**What is needed:** Locate all lines with the word "title". Copy them.
─── Given entries
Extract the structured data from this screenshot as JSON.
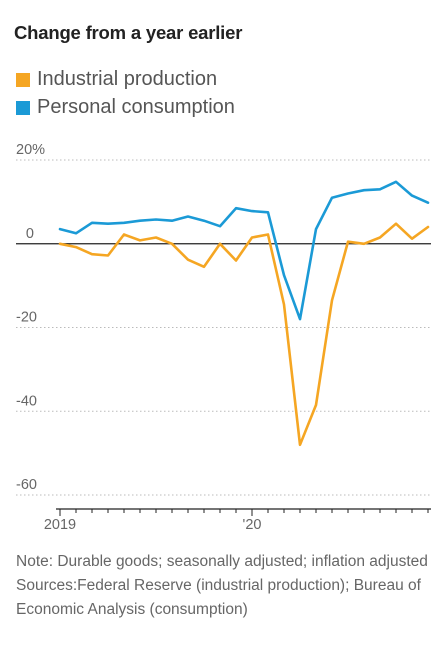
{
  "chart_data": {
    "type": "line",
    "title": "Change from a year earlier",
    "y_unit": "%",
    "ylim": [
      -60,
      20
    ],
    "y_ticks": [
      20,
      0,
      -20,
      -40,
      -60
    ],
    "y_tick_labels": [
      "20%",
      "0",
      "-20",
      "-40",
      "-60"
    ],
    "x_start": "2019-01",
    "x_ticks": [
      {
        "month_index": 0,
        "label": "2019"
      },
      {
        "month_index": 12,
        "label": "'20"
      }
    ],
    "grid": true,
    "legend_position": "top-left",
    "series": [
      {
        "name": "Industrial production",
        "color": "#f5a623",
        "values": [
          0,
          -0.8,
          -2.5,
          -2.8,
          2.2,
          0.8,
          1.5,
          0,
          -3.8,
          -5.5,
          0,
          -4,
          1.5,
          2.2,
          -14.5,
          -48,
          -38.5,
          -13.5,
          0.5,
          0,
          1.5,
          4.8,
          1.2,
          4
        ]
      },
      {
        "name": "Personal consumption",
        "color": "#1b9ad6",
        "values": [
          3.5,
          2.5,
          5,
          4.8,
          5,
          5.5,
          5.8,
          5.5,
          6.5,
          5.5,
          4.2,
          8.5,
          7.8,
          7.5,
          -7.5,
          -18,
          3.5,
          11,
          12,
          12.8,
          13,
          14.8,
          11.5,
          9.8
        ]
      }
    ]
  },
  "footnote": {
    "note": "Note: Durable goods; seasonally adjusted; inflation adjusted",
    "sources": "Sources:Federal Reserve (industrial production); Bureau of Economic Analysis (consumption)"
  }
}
──────
─── Given entries
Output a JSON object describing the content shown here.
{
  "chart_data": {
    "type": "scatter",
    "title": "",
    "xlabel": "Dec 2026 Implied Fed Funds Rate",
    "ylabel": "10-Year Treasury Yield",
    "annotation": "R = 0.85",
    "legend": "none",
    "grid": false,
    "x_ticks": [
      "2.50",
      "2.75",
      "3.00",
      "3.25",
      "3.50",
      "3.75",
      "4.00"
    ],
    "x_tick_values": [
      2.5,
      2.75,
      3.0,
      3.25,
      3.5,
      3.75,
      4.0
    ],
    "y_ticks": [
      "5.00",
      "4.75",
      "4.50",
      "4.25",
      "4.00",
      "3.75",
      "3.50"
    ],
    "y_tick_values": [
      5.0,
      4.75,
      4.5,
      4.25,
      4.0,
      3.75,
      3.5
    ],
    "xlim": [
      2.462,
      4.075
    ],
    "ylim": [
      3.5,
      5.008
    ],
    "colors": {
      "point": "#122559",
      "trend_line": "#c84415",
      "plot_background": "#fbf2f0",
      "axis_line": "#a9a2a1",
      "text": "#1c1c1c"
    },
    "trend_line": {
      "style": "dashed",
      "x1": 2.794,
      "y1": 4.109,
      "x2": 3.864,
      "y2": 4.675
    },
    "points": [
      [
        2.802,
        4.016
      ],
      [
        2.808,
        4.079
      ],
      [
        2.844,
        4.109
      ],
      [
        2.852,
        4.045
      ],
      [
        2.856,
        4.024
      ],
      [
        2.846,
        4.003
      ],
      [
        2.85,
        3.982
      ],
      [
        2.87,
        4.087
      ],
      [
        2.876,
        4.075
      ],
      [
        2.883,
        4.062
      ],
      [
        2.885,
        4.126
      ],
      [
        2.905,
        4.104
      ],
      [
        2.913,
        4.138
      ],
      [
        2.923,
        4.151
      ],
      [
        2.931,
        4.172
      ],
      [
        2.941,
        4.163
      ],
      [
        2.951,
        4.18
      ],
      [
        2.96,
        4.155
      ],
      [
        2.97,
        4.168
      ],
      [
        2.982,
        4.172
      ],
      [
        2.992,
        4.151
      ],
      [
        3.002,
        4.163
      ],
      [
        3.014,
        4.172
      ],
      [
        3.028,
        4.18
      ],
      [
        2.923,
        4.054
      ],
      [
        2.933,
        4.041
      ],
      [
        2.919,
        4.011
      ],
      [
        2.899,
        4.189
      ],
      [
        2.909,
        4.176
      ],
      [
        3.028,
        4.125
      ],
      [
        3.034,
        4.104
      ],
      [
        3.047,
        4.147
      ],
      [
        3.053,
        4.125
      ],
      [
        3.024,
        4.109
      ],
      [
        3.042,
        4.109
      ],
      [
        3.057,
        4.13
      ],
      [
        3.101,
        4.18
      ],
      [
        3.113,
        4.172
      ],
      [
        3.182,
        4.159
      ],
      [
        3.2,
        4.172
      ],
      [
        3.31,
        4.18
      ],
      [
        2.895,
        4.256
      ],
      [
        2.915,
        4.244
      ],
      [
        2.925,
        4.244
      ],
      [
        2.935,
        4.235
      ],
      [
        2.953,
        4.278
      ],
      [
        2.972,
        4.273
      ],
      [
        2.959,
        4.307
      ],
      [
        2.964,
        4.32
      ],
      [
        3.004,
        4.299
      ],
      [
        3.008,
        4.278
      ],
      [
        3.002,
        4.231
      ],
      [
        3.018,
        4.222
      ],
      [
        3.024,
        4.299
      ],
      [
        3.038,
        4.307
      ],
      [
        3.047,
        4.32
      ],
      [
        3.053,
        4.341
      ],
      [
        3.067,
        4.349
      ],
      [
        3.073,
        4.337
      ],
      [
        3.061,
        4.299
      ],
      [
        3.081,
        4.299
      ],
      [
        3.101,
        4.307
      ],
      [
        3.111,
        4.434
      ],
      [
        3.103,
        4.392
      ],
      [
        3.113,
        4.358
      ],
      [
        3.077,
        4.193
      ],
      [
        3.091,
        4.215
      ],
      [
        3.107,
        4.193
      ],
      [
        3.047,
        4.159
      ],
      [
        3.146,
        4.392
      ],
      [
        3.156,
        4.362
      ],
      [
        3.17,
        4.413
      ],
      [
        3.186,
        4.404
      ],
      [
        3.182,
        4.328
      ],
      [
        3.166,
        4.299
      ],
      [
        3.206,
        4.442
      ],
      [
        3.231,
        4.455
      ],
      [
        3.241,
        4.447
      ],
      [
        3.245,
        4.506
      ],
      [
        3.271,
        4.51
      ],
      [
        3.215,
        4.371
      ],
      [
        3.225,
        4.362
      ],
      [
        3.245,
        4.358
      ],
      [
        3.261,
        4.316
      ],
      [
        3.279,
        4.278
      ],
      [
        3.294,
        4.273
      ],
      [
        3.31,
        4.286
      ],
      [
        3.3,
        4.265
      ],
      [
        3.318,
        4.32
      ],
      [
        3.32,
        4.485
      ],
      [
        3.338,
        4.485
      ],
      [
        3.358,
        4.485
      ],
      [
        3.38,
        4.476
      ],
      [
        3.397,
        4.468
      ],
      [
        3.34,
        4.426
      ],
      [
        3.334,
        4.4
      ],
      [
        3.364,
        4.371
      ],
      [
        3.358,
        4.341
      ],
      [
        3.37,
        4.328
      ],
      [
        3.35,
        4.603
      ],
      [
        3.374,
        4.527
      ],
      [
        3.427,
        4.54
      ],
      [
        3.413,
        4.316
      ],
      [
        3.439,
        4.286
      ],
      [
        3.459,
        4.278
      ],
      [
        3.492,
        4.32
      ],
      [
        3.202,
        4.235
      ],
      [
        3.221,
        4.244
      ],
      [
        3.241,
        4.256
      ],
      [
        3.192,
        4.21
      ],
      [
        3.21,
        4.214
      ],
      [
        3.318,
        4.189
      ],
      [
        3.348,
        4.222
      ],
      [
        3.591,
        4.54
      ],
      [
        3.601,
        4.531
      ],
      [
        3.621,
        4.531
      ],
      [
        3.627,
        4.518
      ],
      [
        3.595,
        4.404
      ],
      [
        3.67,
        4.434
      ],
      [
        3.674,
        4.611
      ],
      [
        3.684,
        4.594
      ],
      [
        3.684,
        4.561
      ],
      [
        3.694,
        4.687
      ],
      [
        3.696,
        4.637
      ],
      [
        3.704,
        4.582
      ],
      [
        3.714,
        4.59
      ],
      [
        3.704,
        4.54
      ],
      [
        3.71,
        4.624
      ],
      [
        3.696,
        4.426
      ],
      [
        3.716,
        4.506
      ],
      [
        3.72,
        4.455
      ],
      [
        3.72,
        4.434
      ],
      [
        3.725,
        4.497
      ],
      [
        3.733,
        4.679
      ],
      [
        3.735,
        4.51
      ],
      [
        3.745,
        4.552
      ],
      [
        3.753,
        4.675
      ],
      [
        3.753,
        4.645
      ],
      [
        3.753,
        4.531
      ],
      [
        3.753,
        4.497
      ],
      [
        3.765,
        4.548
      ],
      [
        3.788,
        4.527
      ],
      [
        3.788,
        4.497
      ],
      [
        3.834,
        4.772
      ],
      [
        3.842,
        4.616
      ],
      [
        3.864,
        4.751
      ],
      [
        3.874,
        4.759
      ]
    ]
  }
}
──────
**Complete answer:**
    "title": "Change from a year earlier",
    "title": "",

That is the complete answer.